- EXERCISE GOAL:
Take the material and output all of it exactly.

Items from a dataset:

** Start **

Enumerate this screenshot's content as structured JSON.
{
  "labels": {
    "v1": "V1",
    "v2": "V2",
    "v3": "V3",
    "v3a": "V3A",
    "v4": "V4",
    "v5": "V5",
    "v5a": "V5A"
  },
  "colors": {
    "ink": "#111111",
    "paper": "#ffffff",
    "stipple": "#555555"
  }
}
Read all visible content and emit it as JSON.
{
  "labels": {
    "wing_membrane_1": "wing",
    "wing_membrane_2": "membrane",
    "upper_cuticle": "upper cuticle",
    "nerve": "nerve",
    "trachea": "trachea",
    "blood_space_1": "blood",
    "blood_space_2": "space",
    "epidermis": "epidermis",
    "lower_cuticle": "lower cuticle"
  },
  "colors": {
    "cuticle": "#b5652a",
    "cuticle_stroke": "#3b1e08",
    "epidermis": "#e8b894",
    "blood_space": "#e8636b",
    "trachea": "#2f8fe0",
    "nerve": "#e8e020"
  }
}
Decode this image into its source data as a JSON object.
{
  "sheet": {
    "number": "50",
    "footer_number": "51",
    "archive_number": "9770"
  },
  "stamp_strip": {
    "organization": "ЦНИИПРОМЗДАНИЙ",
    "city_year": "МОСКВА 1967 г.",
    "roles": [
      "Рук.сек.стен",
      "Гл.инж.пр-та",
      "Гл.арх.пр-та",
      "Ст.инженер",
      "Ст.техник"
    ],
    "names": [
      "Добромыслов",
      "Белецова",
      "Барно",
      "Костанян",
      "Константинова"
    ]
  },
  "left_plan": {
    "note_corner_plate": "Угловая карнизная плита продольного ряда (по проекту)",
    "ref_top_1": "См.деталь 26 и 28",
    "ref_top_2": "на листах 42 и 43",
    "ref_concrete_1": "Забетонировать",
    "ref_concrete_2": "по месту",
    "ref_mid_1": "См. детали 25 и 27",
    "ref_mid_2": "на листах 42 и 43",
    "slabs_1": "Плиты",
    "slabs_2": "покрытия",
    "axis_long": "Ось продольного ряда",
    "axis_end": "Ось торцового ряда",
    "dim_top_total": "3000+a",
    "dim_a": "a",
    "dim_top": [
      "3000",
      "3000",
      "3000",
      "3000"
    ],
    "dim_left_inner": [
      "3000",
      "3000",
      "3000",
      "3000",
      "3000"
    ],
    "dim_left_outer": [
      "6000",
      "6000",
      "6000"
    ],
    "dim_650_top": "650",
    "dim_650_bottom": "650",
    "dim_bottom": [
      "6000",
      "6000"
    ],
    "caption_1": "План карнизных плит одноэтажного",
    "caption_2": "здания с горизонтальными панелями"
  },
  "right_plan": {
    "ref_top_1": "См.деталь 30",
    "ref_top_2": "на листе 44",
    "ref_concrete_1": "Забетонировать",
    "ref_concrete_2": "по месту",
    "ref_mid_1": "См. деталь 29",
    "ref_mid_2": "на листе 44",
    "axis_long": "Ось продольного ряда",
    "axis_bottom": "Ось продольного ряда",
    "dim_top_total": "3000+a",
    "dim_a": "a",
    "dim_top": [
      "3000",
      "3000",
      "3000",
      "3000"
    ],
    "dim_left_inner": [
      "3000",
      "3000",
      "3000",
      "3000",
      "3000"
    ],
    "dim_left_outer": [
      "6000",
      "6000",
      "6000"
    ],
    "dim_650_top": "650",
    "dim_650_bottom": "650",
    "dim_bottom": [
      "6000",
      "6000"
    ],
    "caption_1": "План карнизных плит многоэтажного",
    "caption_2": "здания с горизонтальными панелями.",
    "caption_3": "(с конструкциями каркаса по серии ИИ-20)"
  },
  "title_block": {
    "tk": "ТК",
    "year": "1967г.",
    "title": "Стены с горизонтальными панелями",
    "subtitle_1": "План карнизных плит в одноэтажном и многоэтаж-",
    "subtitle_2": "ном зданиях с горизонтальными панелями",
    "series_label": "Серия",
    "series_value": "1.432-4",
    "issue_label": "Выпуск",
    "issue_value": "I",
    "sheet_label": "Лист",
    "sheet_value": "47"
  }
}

** End **

- RESPONSE:
Enumerate this screenshot's content as structured JSON.
{
  "labels": {
    "v1": "V1",
    "v2": "V2",
    "v3": "V3",
    "v3a": "V3A",
    "v4": "V4",
    "v5": "V5",
    "v5a": "V5A"
  },
  "colors": {
    "ink": "#111111",
    "paper": "#ffffff",
    "stipple": "#555555"
  }
}
Read all visible content and emit it as JSON.
{
  "labels": {
    "wing_membrane_1": "wing",
    "wing_membrane_2": "membrane",
    "upper_cuticle": "upper cuticle",
    "nerve": "nerve",
    "trachea": "trachea",
    "blood_space_1": "blood",
    "blood_space_2": "space",
    "epidermis": "epidermis",
    "lower_cuticle": "lower cuticle"
  },
  "colors": {
    "cuticle": "#b5652a",
    "cuticle_stroke": "#3b1e08",
    "epidermis": "#e8b894",
    "blood_space": "#e8636b",
    "trachea": "#2f8fe0",
    "nerve": "#e8e020"
  }
}
Decode this image into its source data as a JSON object.
{
  "sheet": {
    "number": "50",
    "footer_number": "51",
    "archive_number": "9770"
  },
  "stamp_strip": {
    "organization": "ЦНИИПРОМЗДАНИЙ",
    "city_year": "МОСКВА 1967 г.",
    "roles": [
      "Рук.сек.стен",
      "Гл.инж.пр-та",
      "Гл.арх.пр-та",
      "Ст.инженер",
      "Ст.техник"
    ],
    "names": [
      "Добромыслов",
      "Белецова",
      "Барно",
      "Костанян",
      "Константинова"
    ]
  },
  "left_plan": {
    "note_corner_plate": "Угловая карнизная плита продольного ряда (по проекту)",
    "ref_top_1": "См.деталь 26 и 28",
    "ref_top_2": "на листах 42 и 43",
    "ref_concrete_1": "Забетонировать",
    "ref_concrete_2": "по месту",
    "ref_mid_1": "См. детали 25 и 27",
    "ref_mid_2": "на листах 42 и 43",
    "slabs_1": "Плиты",
    "slabs_2": "покрытия",
    "axis_long": "Ось продольного ряда",
    "axis_end": "Ось торцового ряда",
    "dim_top_total": "3000+a",
    "dim_a": "a",
    "dim_top": [
      "3000",
      "3000",
      "3000",
      "3000"
    ],
    "dim_left_inner": [
      "3000",
      "3000",
      "3000",
      "3000",
      "3000"
    ],
    "dim_left_outer": [
      "6000",
      "6000",
      "6000"
    ],
    "dim_650_top": "650",
    "dim_650_bottom": "650",
    "dim_bottom": [
      "6000",
      "6000"
    ],
    "caption_1": "План карнизных плит одноэтажного",
    "caption_2": "здания с горизонтальными панелями"
  },
  "right_plan": {
    "ref_top_1": "См.деталь 30",
    "ref_top_2": "на листе 44",
    "ref_concrete_1": "Забетонировать",
    "ref_concrete_2": "по месту",
    "ref_mid_1": "См. деталь 29",
    "ref_mid_2": "на листе 44",
    "axis_long": "Ось продольного ряда",
    "axis_bottom": "Ось продольного ряда",
    "dim_top_total": "3000+a",
    "dim_a": "a",
    "dim_top": [
      "3000",
      "3000",
      "3000",
      "3000"
    ],
    "dim_left_inner": [
      "3000",
      "3000",
      "3000",
      "3000",
      "3000"
    ],
    "dim_left_outer": [
      "6000",
      "6000",
      "6000"
    ],
    "dim_650_top": "650",
    "dim_650_bottom": "650",
    "dim_bottom": [
      "6000",
      "6000"
    ],
    "caption_1": "План карнизных плит многоэтажного",
    "caption_2": "здания с горизонтальными панелями.",
    "caption_3": "(с конструкциями каркаса по серии ИИ-20)"
  },
  "title_block": {
    "tk": "ТК",
    "year": "1967г.",
    "title": "Стены с горизонтальными панелями",
    "subtitle_1": "План карнизных плит в одноэтажном и многоэтаж-",
    "subtitle_2": "ном зданиях с горизонтальными панелями",
    "series_label": "Серия",
    "series_value": "1.432-4",
    "issue_label": "Выпуск",
    "issue_value": "I",
    "sheet_label": "Лист",
    "sheet_value": "47"
  }
}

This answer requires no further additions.